EXERCISE INSTRUCTIONS -
The entries below should be output exactly as written.

(Figure record extracts)
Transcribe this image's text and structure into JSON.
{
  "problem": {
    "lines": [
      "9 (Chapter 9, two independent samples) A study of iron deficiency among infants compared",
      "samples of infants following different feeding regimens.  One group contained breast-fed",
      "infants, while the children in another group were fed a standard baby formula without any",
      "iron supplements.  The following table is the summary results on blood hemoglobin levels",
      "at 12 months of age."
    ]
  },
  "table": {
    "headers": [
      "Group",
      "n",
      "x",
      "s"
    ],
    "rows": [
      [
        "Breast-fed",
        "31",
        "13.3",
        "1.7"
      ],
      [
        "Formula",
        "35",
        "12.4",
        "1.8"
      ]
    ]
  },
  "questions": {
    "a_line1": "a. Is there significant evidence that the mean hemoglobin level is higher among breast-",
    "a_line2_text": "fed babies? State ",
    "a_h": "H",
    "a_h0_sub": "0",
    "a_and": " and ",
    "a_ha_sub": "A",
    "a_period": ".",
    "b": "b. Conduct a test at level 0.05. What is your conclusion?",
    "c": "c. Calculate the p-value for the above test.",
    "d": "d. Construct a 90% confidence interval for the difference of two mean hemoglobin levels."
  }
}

SOLUTION TO THIS TASK -
Transcribe this image's text and structure into JSON.
{
  "problem": {
    "lines": [
      "9 (Chapter 9, two independent samples) A study of iron deficiency among infants compared",
      "samples of infants following different feeding regimens.  One group contained breast-fed",
      "infants, while the children in another group were fed a standard baby formula without any",
      "iron supplements.  The following table is the summary results on blood hemoglobin levels",
      "at 12 months of age."
    ]
  },
  "table": {
    "headers": [
      "Group",
      "n",
      "x",
      "s"
    ],
    "rows": [
      [
        "Breast-fed",
        "31",
        "13.3",
        "1.7"
      ],
      [
        "Formula",
        "35",
        "12.4",
        "1.8"
      ]
    ]
  },
  "questions": {
    "a_line1": "a. Is there significant evidence that the mean hemoglobin level is higher among breast-",
    "a_line2_text": "fed babies? State ",
    "a_h": "H",
    "a_h0_sub": "0",
    "a_and": " and ",
    "a_ha_sub": "A",
    "a_period": ".",
    "b": "b. Conduct a test at level 0.05. What is your conclusion?",
    "c": "c. Calculate the p-value for the above test.",
    "d": "d. Construct a 90% confidence interval for the difference of two mean hemoglobin levels."
  }
}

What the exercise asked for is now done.